- **Given records**
%%

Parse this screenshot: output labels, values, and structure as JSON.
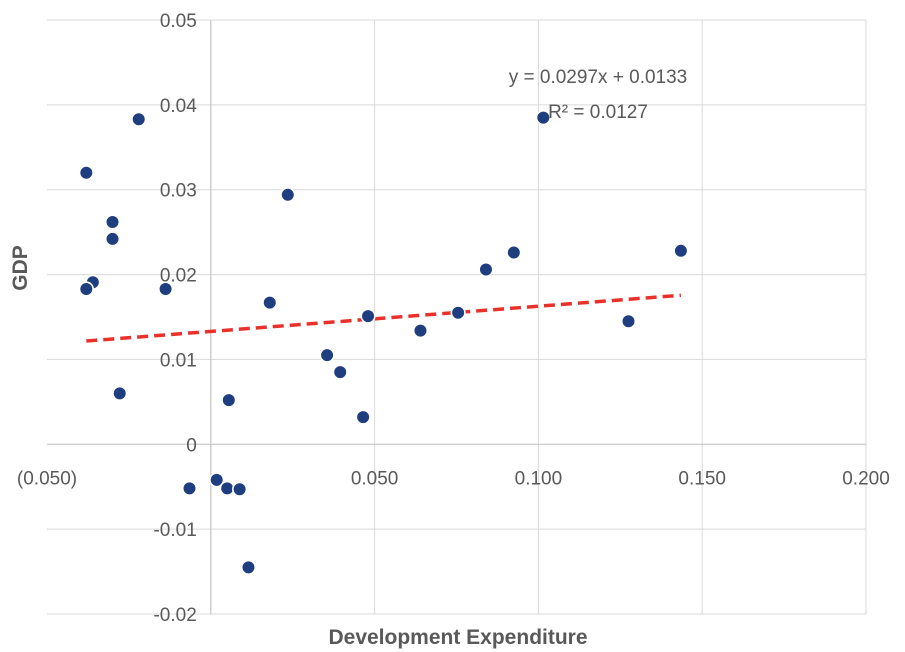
{
  "chart_data": {
    "type": "scatter",
    "title": "",
    "xlabel": "Development Expenditure",
    "ylabel": "GDP",
    "xlim": [
      -0.05,
      0.2
    ],
    "ylim": [
      -0.02,
      0.05
    ],
    "x_ticks": [
      {
        "value": -0.05,
        "label": "(0.050)"
      },
      {
        "value": 0.05,
        "label": "0.050"
      },
      {
        "value": 0.1,
        "label": "0.100"
      },
      {
        "value": 0.15,
        "label": "0.150"
      },
      {
        "value": 0.2,
        "label": "0.200"
      }
    ],
    "x_grid": [
      0,
      0.05,
      0.1,
      0.15,
      0.2
    ],
    "y_ticks": [
      {
        "value": 0.05,
        "label": "0.05"
      },
      {
        "value": 0.04,
        "label": "0.04"
      },
      {
        "value": 0.03,
        "label": "0.03"
      },
      {
        "value": 0.02,
        "label": "0.02"
      },
      {
        "value": 0.01,
        "label": "0.01"
      },
      {
        "value": 0,
        "label": "0"
      },
      {
        "value": -0.01,
        "label": "-0.01"
      },
      {
        "value": -0.02,
        "label": "-0.02"
      }
    ],
    "grid": true,
    "points": [
      {
        "x": -0.038,
        "y": 0.032
      },
      {
        "x": -0.022,
        "y": 0.0383
      },
      {
        "x": -0.03,
        "y": 0.0262
      },
      {
        "x": -0.03,
        "y": 0.0242
      },
      {
        "x": -0.036,
        "y": 0.0191
      },
      {
        "x": -0.038,
        "y": 0.0183
      },
      {
        "x": -0.0138,
        "y": 0.0183
      },
      {
        "x": -0.0278,
        "y": 0.006
      },
      {
        "x": 0.018,
        "y": 0.0167
      },
      {
        "x": 0.0235,
        "y": 0.0294
      },
      {
        "x": 0.0355,
        "y": 0.0105
      },
      {
        "x": 0.0395,
        "y": 0.0085
      },
      {
        "x": 0.048,
        "y": 0.0151
      },
      {
        "x": 0.0465,
        "y": 0.0032
      },
      {
        "x": 0.0055,
        "y": 0.0052
      },
      {
        "x": -0.0065,
        "y": -0.0052
      },
      {
        "x": 0.0018,
        "y": -0.0042
      },
      {
        "x": 0.005,
        "y": -0.0052
      },
      {
        "x": 0.0088,
        "y": -0.0053
      },
      {
        "x": 0.0115,
        "y": -0.0145
      },
      {
        "x": 0.064,
        "y": 0.0134
      },
      {
        "x": 0.0755,
        "y": 0.0155
      },
      {
        "x": 0.084,
        "y": 0.0206
      },
      {
        "x": 0.0925,
        "y": 0.0226
      },
      {
        "x": 0.1015,
        "y": 0.0385
      },
      {
        "x": 0.1275,
        "y": 0.0145
      },
      {
        "x": 0.1435,
        "y": 0.0228
      }
    ],
    "trendline": {
      "slope": 0.0297,
      "intercept": 0.0133,
      "x_range": [
        -0.038,
        0.1435
      ],
      "style": "dashed",
      "equation": "y = 0.0297x + 0.0133",
      "r_squared": "R² = 0.0127"
    },
    "colors": {
      "point": "#1f3e80",
      "trend": "#e8312a"
    }
  }
}
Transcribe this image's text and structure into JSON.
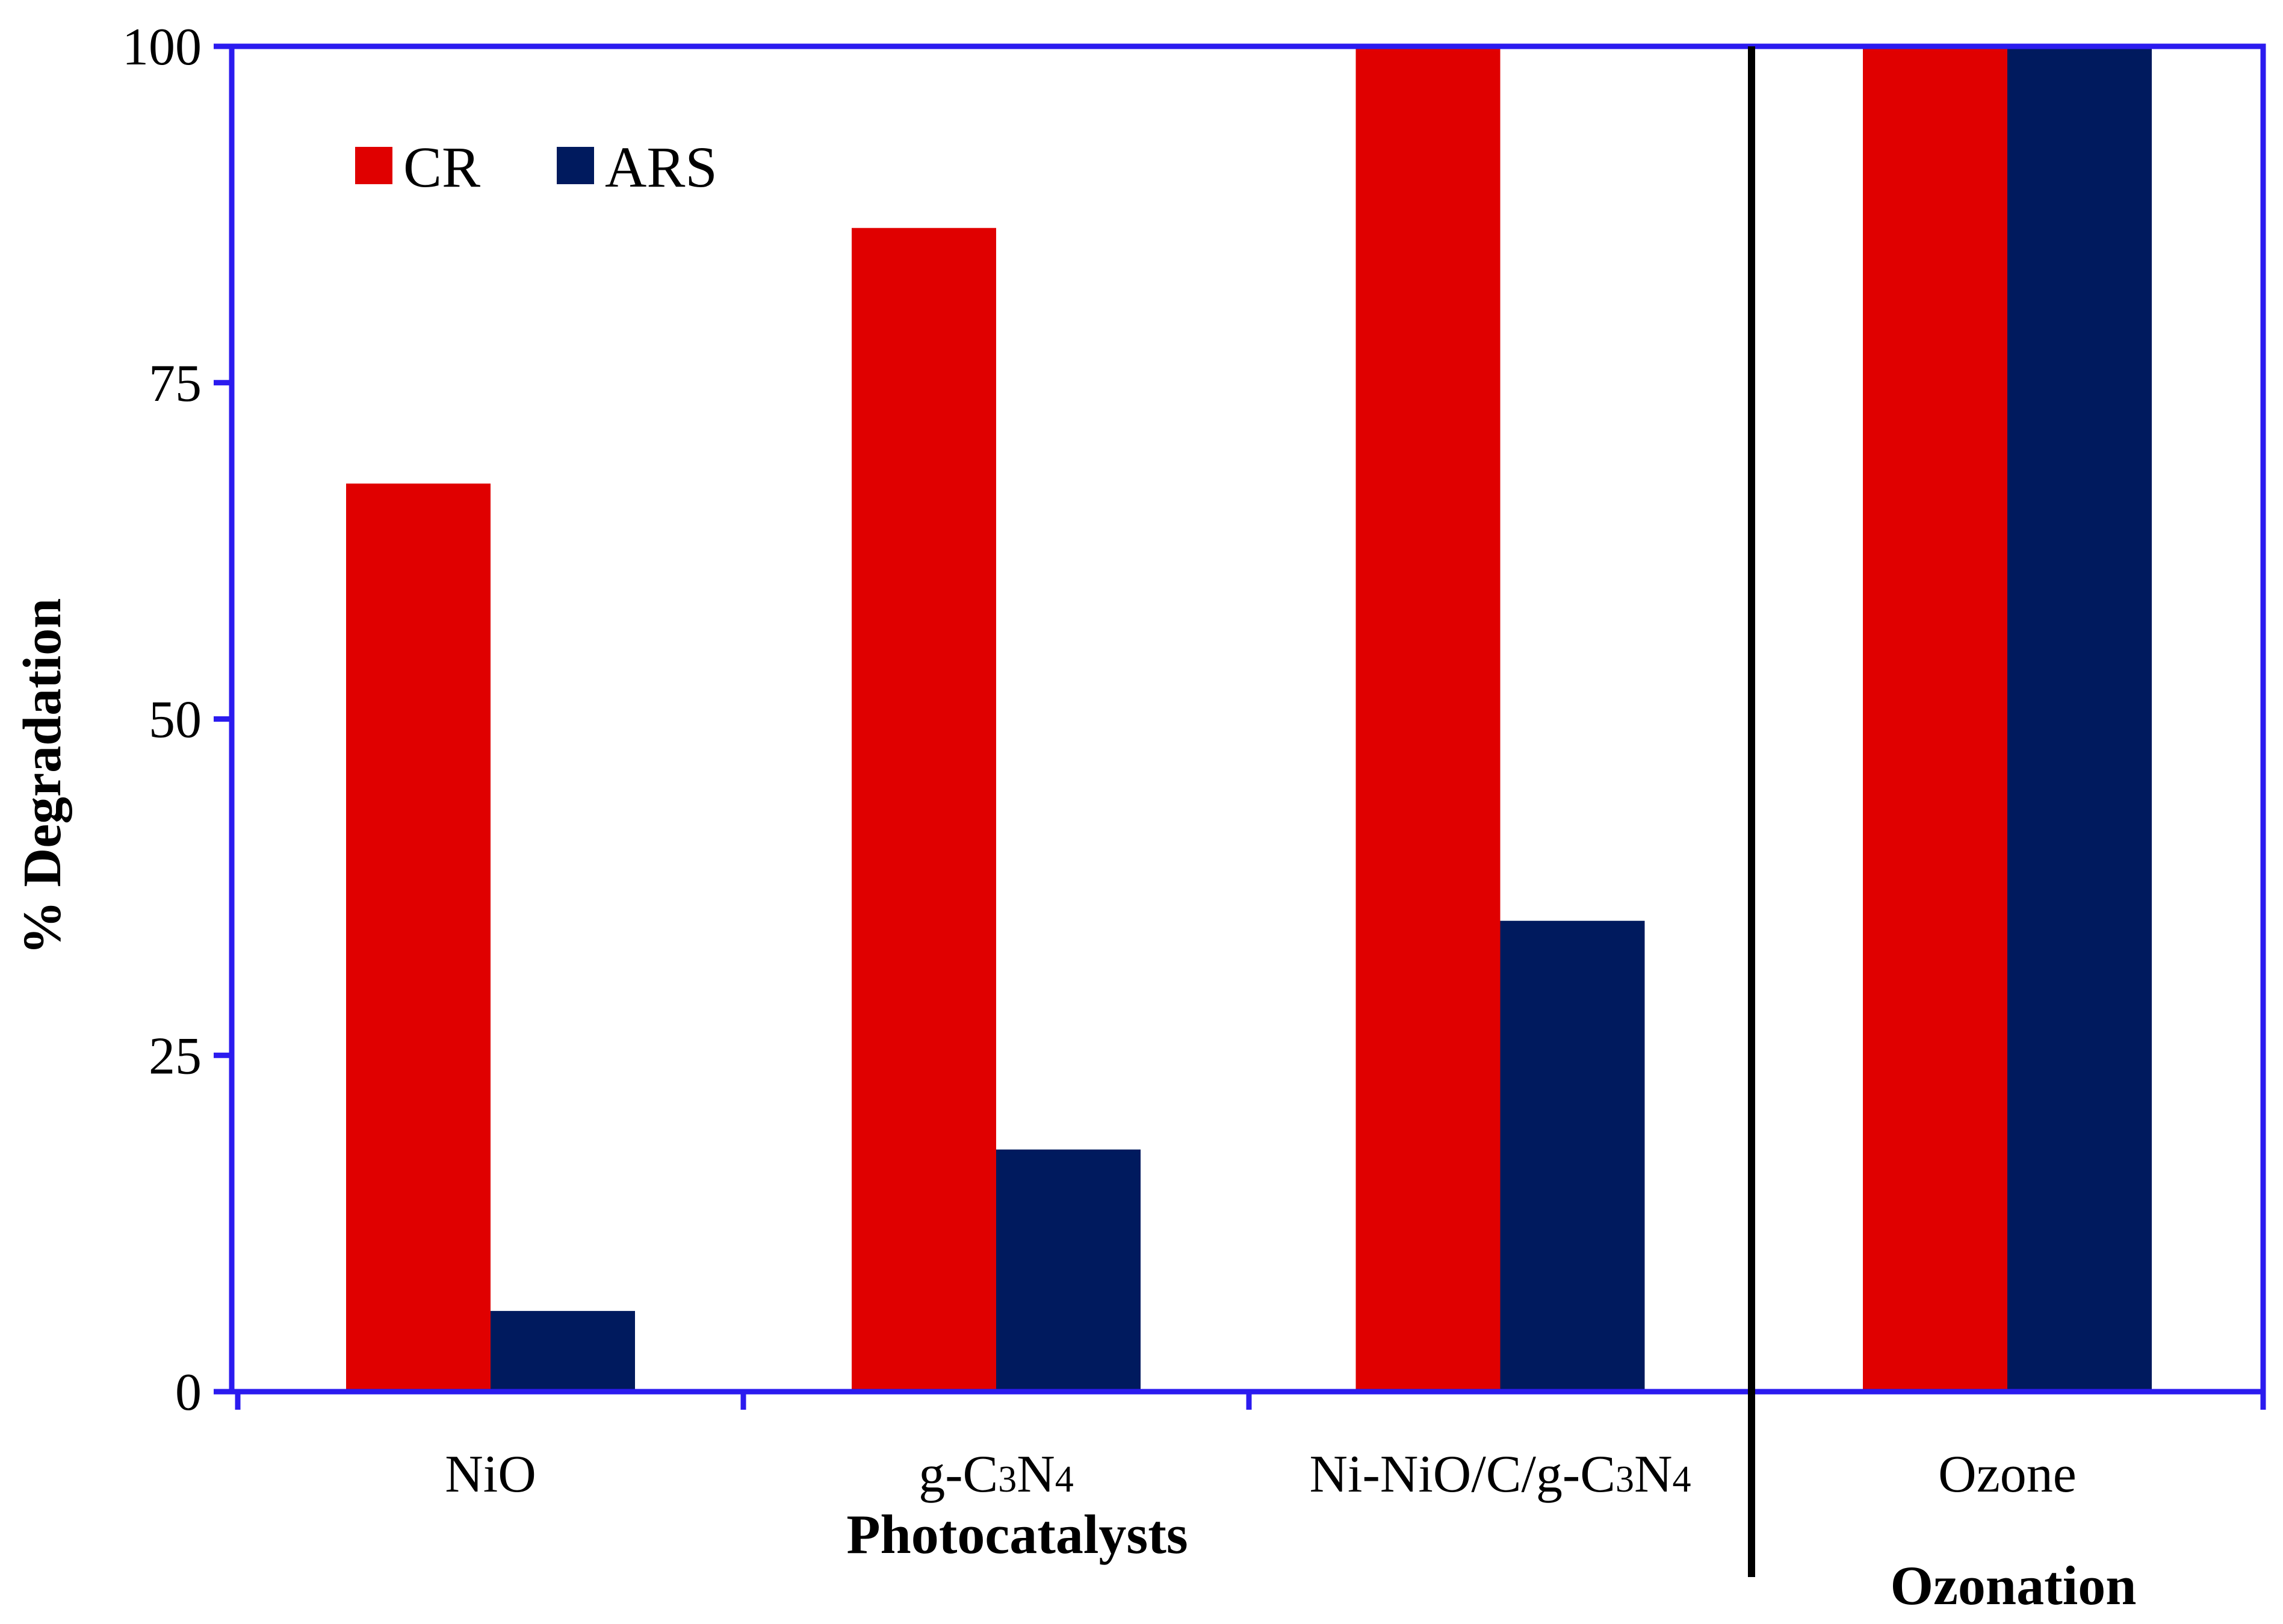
{
  "chart_data": {
    "type": "bar",
    "title": "",
    "xlabel": "",
    "ylabel": "% Degradation",
    "ylim": [
      0,
      100
    ],
    "yticks": [
      "0",
      "25",
      "50",
      "75",
      "100"
    ],
    "categories": [
      "NiO",
      "g-C3N4",
      "Ni-NiO/C/g-C3N4",
      "Ozone"
    ],
    "category_labels": [
      {
        "text": "NiO"
      },
      {
        "text": "g-C",
        "sub1": "3",
        "mid": "N",
        "sub2": "4"
      },
      {
        "text": "Ni-NiO/C/g-C",
        "sub1": "3",
        "mid": "N",
        "sub2": "4"
      },
      {
        "text": "Ozone"
      }
    ],
    "series": [
      {
        "name": "CR",
        "color": "#e00000",
        "values": [
          67.5,
          86.5,
          100,
          100
        ]
      },
      {
        "name": "ARS",
        "color": "#001a5e",
        "values": [
          6,
          18,
          35,
          100
        ]
      }
    ],
    "groups": [
      {
        "label": "Photocatalysts",
        "categories": [
          "NiO",
          "g-C3N4",
          "Ni-NiO/C/g-C3N4"
        ]
      },
      {
        "label": "Ozonation",
        "categories": [
          "Ozone"
        ]
      }
    ],
    "legend": {
      "position": "top-left",
      "entries": [
        "CR",
        "ARS"
      ]
    },
    "grid": false,
    "axis_color": "#2b1bef"
  }
}
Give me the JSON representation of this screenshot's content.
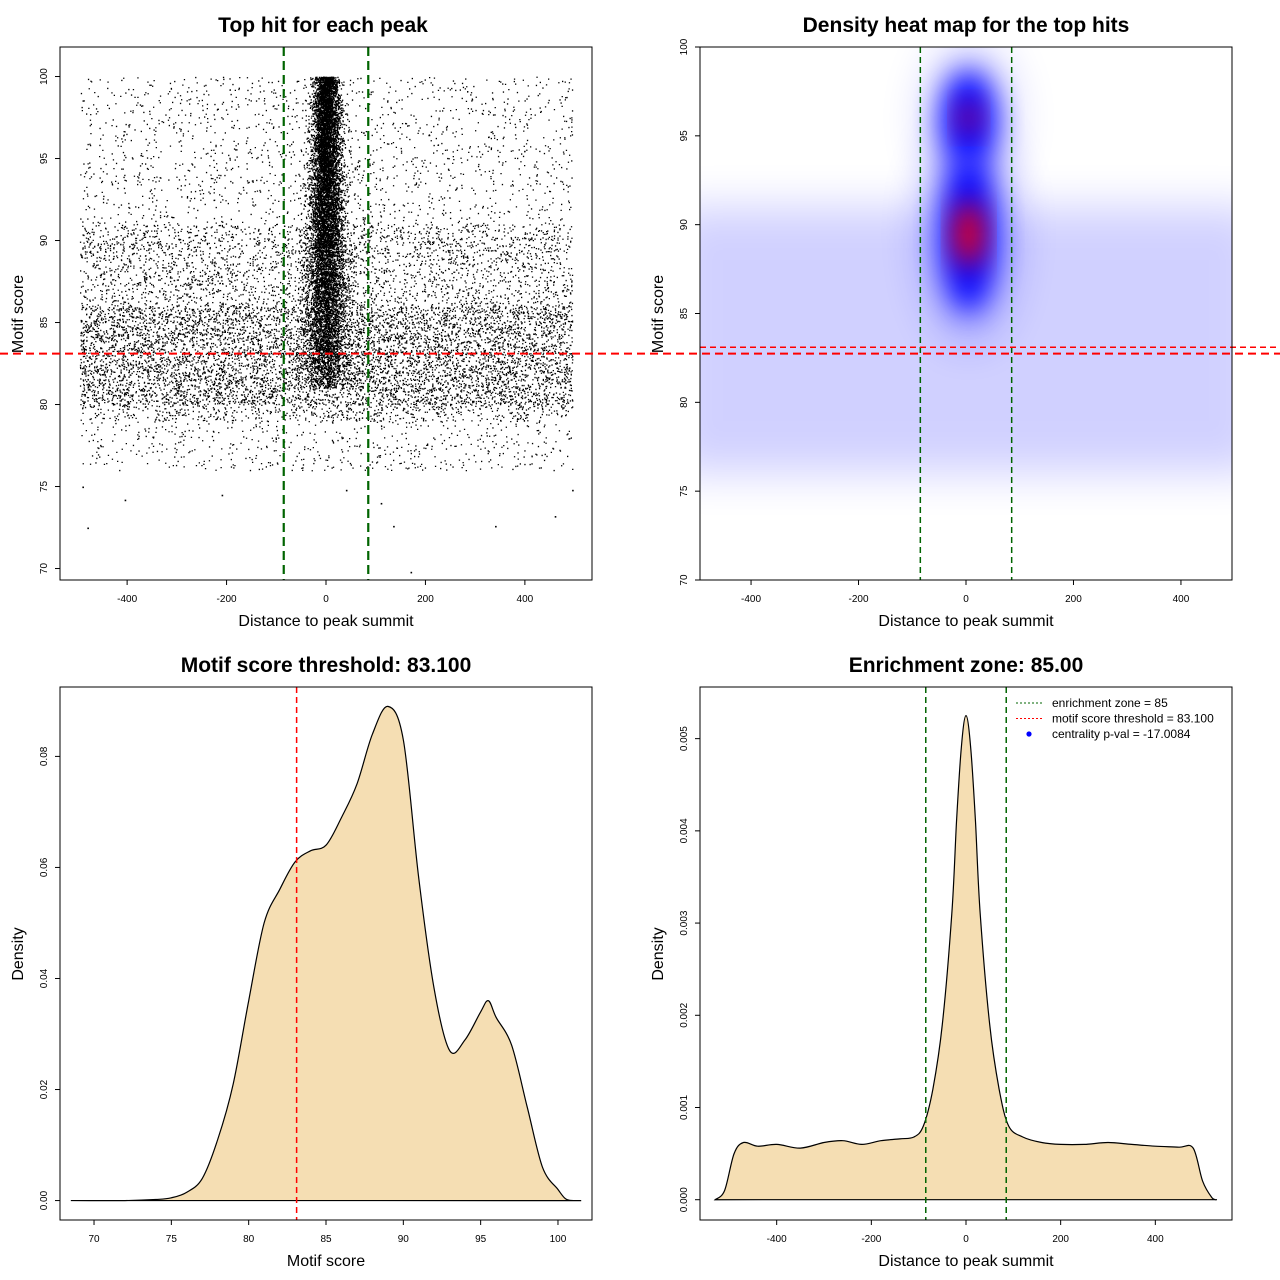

%%

- **Work required**
Skip the pictures and print each record exactly as it stands.

- **Result of this exercise**
Parse this screenshot: output labels, values, and structure as JSON.
{
  "chart_data": {
    "type": "scatter",
    "title": "",
    "xlabel": "Development Expenditure",
    "ylabel": "GDP",
    "xlim": [
      -0.05,
      0.2
    ],
    "ylim": [
      -0.02,
      0.05
    ],
    "x_ticks": [
      {
        "value": -0.05,
        "label": "(0.050)"
      },
      {
        "value": 0.05,
        "label": "0.050"
      },
      {
        "value": 0.1,
        "label": "0.100"
      },
      {
        "value": 0.15,
        "label": "0.150"
      },
      {
        "value": 0.2,
        "label": "0.200"
      }
    ],
    "x_grid": [
      0,
      0.05,
      0.1,
      0.15,
      0.2
    ],
    "y_ticks": [
      {
        "value": 0.05,
        "label": "0.05"
      },
      {
        "value": 0.04,
        "label": "0.04"
      },
      {
        "value": 0.03,
        "label": "0.03"
      },
      {
        "value": 0.02,
        "label": "0.02"
      },
      {
        "value": 0.01,
        "label": "0.01"
      },
      {
        "value": 0,
        "label": "0"
      },
      {
        "value": -0.01,
        "label": "-0.01"
      },
      {
        "value": -0.02,
        "label": "-0.02"
      }
    ],
    "grid": true,
    "points": [
      {
        "x": -0.038,
        "y": 0.032
      },
      {
        "x": -0.022,
        "y": 0.0383
      },
      {
        "x": -0.03,
        "y": 0.0262
      },
      {
        "x": -0.03,
        "y": 0.0242
      },
      {
        "x": -0.036,
        "y": 0.0191
      },
      {
        "x": -0.038,
        "y": 0.0183
      },
      {
        "x": -0.0138,
        "y": 0.0183
      },
      {
        "x": -0.0278,
        "y": 0.006
      },
      {
        "x": 0.018,
        "y": 0.0167
      },
      {
        "x": 0.0235,
        "y": 0.0294
      },
      {
        "x": 0.0355,
        "y": 0.0105
      },
      {
        "x": 0.0395,
        "y": 0.0085
      },
      {
        "x": 0.048,
        "y": 0.0151
      },
      {
        "x": 0.0465,
        "y": 0.0032
      },
      {
        "x": 0.0055,
        "y": 0.0052
      },
      {
        "x": -0.0065,
        "y": -0.0052
      },
      {
        "x": 0.0018,
        "y": -0.0042
      },
      {
        "x": 0.005,
        "y": -0.0052
      },
      {
        "x": 0.0088,
        "y": -0.0053
      },
      {
        "x": 0.0115,
        "y": -0.0145
      },
      {
        "x": 0.064,
        "y": 0.0134
      },
      {
        "x": 0.0755,
        "y": 0.0155
      },
      {
        "x": 0.084,
        "y": 0.0206
      },
      {
        "x": 0.0925,
        "y": 0.0226
      },
      {
        "x": 0.1015,
        "y": 0.0385
      },
      {
        "x": 0.1275,
        "y": 0.0145
      },
      {
        "x": 0.1435,
        "y": 0.0228
      }
    ],
    "trendline": {
      "slope": 0.0297,
      "intercept": 0.0133,
      "x_range": [
        -0.038,
        0.1435
      ],
      "style": "dashed",
      "equation": "y = 0.0297x + 0.0133",
      "r_squared": "R² = 0.0127"
    },
    "colors": {
      "point": "#1f3e80",
      "trend": "#e8312a"
    }
  }
}
Transcribe this image's text and structure into JSON.
{
  "chart_data": {
    "type": "bar",
    "title": "",
    "xlabel": "",
    "ylabel": "% Degradation",
    "ylim": [
      0,
      100
    ],
    "yticks": [
      "0",
      "25",
      "50",
      "75",
      "100"
    ],
    "categories": [
      "NiO",
      "g-C3N4",
      "Ni-NiO/C/g-C3N4",
      "Ozone"
    ],
    "category_labels": [
      {
        "text": "NiO"
      },
      {
        "text": "g-C",
        "sub1": "3",
        "mid": "N",
        "sub2": "4"
      },
      {
        "text": "Ni-NiO/C/g-C",
        "sub1": "3",
        "mid": "N",
        "sub2": "4"
      },
      {
        "text": "Ozone"
      }
    ],
    "series": [
      {
        "name": "CR",
        "color": "#e00000",
        "values": [
          67.5,
          86.5,
          100,
          100
        ]
      },
      {
        "name": "ARS",
        "color": "#001a5e",
        "values": [
          6,
          18,
          35,
          100
        ]
      }
    ],
    "groups": [
      {
        "label": "Photocatalysts",
        "categories": [
          "NiO",
          "g-C3N4",
          "Ni-NiO/C/g-C3N4"
        ]
      },
      {
        "label": "Ozonation",
        "categories": [
          "Ozone"
        ]
      }
    ],
    "legend": {
      "position": "top-left",
      "entries": [
        "CR",
        "ARS"
      ]
    },
    "grid": false,
    "axis_color": "#2b1bef"
  }
}
Give me the JSON representation of this screenshot's content.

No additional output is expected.